— begin Extract provided —

Five years ago Kylie Jenner was still in high school. Her media empire extended about as far as occasional appearances on Keeping Up with the Kardashians and her Tumblr account, Kalifornia Klasss, where she posted Roy Lichtenstein artworks and photos of lions.

Today, the financial magazine Forbes estimates that she is worth $900m, making her not just the richest member of the Kardashian-Jenner clan (Kim Kardashian West is believed to be worth around $350m), but on course to become the youngest self-made billionaire ever. Mark Zuckerberg, the current record holder, was worth $1bn at the age of 23.

“Self-made” is the term Forbes uses to differentiate from those who have inherited their wealth, but many would debate whether it applies to Jenner, whose celebrity is entirely a product of being born into the first family of American reality TV.

A comparatively small part of Jenner’s fortune, around $100m, comes from endorsement deals with Puma, PacSun clothing, diet teas and other slimming products as well as her appearances on two reality shows: Keeping Up with the Kardashians and her spin-off series Life of Kylie. The remaining $800m is the value of Kylie Cosmetics, the beauty company Jenner launched two years ago and owns outright.

Having made headlines as a teenager for using lip implants, Kylie Cosmetics’ first product was a “lip kit”, which combined a lipstick and lip liner. Jenner told the Evening Standard the product “came from an insecurity and I turned it into something. I was insecure about my lips, and lipstick is what helped me feel confident.” When they first went on sale, the kits sold out in 30 seconds.

— end Extract provided —
— begin Dataset entries —

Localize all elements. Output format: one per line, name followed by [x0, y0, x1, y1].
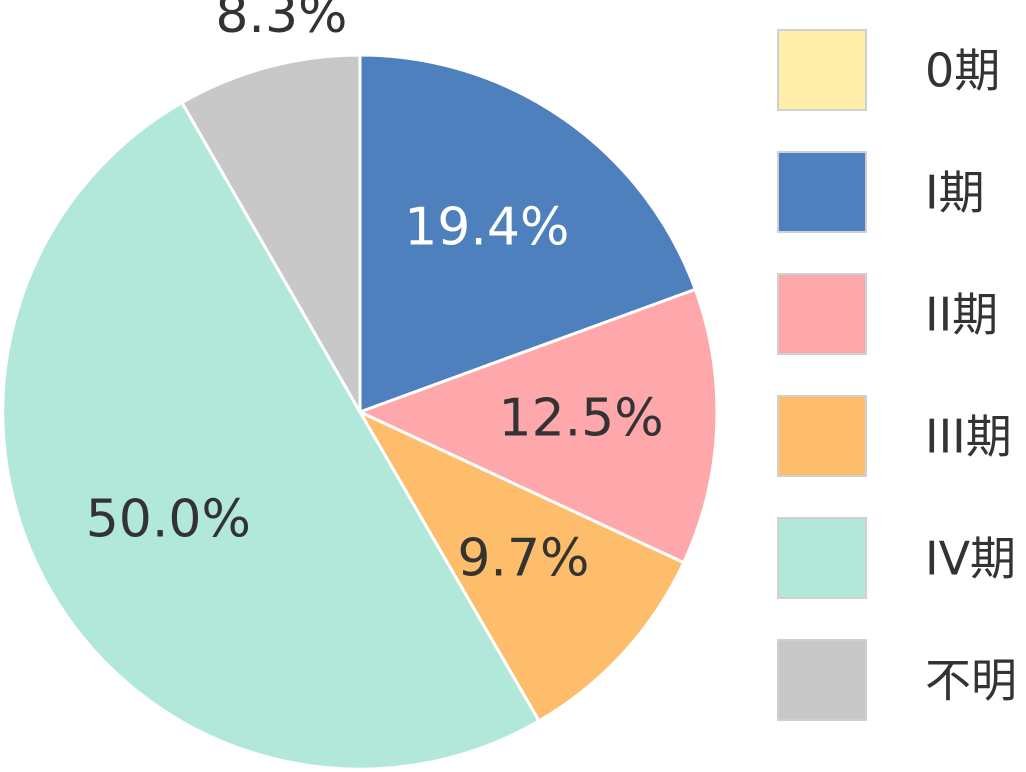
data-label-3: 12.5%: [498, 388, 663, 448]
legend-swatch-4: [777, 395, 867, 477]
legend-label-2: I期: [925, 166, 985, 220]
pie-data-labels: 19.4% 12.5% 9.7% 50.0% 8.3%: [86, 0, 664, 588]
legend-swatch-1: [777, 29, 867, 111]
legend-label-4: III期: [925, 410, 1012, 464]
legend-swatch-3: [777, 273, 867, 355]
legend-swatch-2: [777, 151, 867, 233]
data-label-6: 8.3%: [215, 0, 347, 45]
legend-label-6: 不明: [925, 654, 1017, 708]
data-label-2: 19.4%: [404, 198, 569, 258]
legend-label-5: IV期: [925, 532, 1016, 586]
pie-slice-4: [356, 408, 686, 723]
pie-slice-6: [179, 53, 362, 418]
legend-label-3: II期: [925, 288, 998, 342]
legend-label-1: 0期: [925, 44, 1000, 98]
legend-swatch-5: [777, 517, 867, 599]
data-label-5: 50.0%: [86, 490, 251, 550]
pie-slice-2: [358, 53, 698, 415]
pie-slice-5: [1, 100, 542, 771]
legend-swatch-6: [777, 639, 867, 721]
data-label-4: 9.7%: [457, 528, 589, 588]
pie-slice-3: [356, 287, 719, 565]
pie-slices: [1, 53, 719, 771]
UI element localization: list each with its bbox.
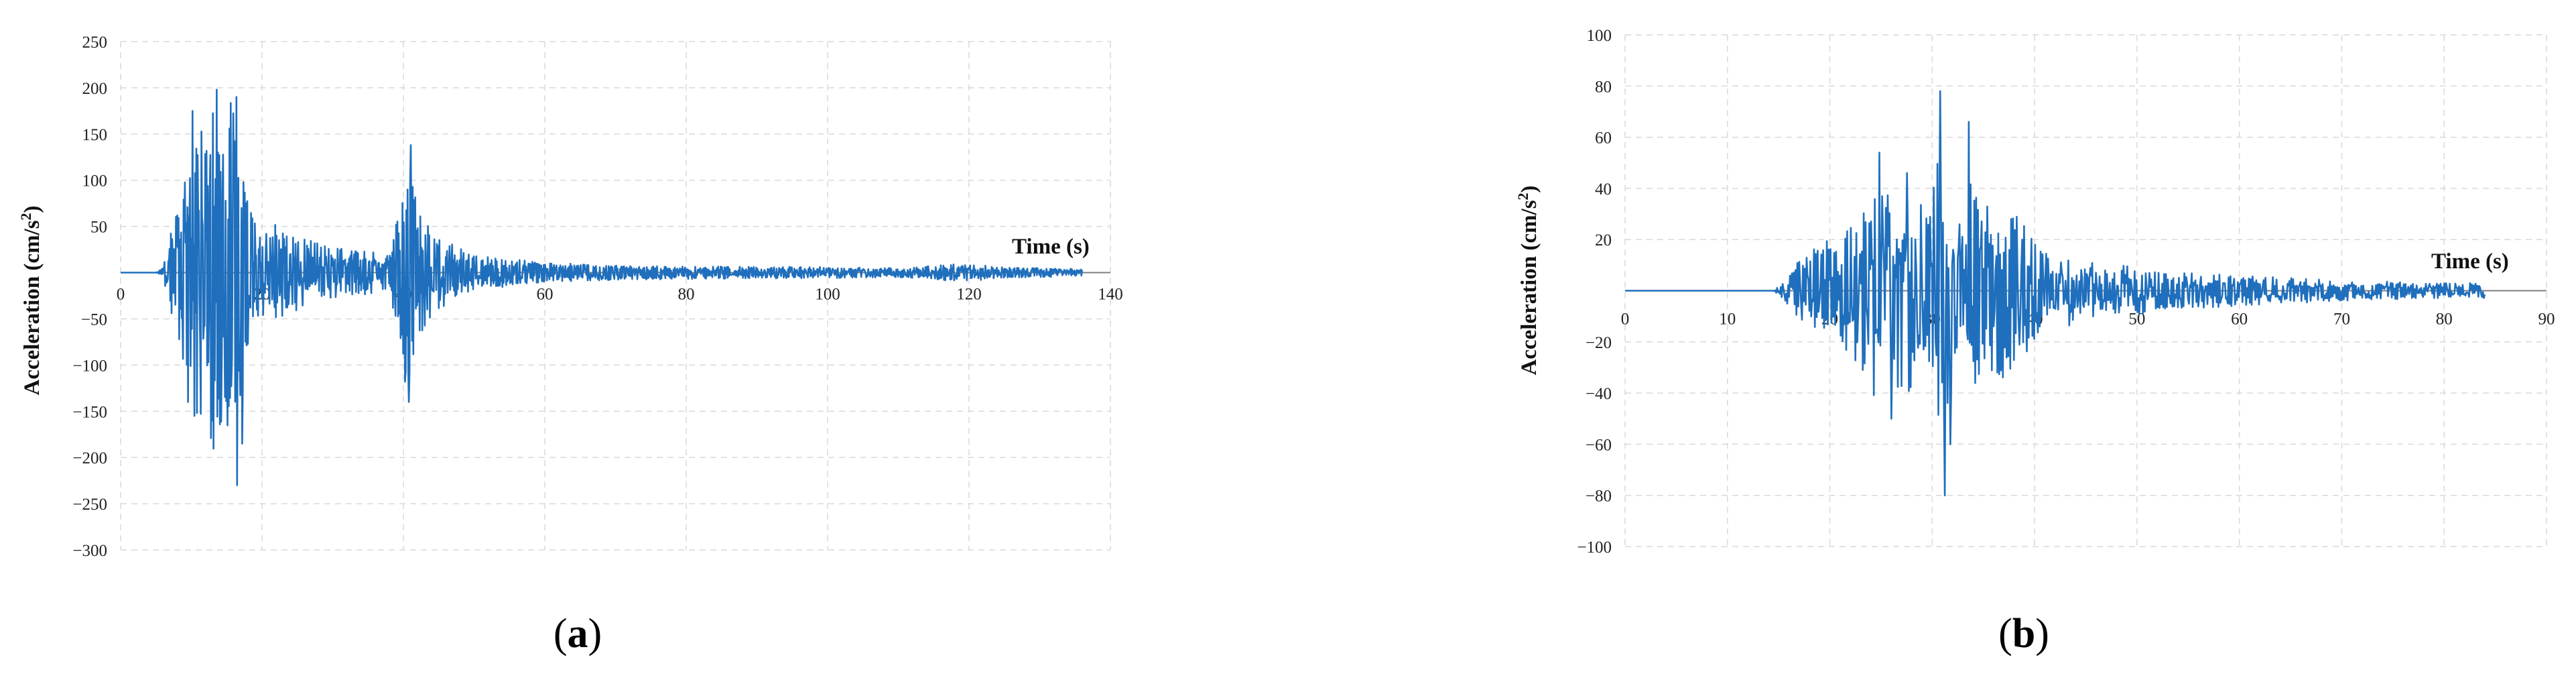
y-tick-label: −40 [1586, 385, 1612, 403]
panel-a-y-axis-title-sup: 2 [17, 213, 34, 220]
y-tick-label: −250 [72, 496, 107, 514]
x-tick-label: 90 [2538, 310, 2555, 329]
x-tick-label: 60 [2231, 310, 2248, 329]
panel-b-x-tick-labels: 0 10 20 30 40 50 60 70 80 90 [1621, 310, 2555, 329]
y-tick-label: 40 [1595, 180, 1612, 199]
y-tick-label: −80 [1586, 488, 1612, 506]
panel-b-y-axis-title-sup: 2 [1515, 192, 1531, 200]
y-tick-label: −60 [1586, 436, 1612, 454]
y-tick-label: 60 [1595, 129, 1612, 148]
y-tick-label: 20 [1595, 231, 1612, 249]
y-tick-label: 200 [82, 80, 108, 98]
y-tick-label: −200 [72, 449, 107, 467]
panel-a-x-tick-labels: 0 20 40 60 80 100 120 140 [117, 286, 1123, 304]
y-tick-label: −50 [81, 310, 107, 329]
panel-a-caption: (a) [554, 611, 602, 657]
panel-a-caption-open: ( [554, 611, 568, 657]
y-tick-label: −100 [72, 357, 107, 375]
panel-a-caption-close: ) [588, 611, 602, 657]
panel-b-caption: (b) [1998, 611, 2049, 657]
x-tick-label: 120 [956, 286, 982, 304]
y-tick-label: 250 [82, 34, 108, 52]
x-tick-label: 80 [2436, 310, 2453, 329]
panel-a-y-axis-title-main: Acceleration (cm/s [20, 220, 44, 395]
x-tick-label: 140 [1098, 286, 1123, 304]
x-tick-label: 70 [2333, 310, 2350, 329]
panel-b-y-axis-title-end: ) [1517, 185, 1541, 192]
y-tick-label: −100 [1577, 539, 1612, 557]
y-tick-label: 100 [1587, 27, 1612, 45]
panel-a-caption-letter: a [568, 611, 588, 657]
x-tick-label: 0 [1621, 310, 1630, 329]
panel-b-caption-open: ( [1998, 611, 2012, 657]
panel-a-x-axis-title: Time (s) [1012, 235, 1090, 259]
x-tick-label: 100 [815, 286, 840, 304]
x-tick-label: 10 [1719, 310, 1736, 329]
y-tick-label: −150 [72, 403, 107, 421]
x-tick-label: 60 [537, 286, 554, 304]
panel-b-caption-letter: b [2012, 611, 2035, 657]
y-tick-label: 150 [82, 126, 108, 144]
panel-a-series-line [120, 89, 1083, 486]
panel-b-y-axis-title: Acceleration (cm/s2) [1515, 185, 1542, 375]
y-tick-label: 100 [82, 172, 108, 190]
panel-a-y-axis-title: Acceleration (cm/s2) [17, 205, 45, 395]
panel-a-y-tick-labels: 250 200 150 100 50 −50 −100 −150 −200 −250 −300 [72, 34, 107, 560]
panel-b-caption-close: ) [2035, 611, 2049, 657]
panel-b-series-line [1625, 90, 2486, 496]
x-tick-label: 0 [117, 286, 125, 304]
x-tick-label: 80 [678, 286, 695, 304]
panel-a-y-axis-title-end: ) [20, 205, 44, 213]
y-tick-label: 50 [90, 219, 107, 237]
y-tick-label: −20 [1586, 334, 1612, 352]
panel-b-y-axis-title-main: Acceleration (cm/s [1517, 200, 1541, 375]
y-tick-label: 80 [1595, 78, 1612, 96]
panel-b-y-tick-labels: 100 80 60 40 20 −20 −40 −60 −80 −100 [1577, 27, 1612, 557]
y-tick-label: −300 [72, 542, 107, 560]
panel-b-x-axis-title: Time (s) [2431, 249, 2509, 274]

— end Dataset entries —

■ Your objective ■
Copy out the article about Kylie Jenner's fortune word for word, from its first sentence to its last.

■ Solution below ■
Five years ago Kylie Jenner was still in high school. Her media empire extended about as far as occasional appearances on Keeping Up with the Kardashians and her Tumblr account, Kalifornia Klasss, where she posted Roy Lichtenstein artworks and photos of lions.

Today, the financial magazine Forbes estimates that she is worth $900m, making her not just the richest member of the Kardashian-Jenner clan (Kim Kardashian West is believed to be worth around $350m), but on course to become the youngest self-made billionaire ever. Mark Zuckerberg, the current record holder, was worth $1bn at the age of 23.

“Self-made” is the term Forbes uses to differentiate from those who have inherited their wealth, but many would debate whether it applies to Jenner, whose celebrity is entirely a product of being born into the first family of American reality TV.

A comparatively small part of Jenner’s fortune, around $100m, comes from endorsement deals with Puma, PacSun clothing, diet teas and other slimming products as well as her appearances on two reality shows: Keeping Up with the Kardashians and her spin-off series Life of Kylie. The remaining $800m is the value of Kylie Cosmetics, the beauty company Jenner launched two years ago and owns outright.

Having made headlines as a teenager for using lip implants, Kylie Cosmetics’ first product was a “lip kit”, which combined a lipstick and lip liner. Jenner told the Evening Standard the product “came from an insecurity and I turned it into something. I was insecure about my lips, and lipstick is what helped me feel confident.” When they first went on sale, the kits sold out in 30 seconds.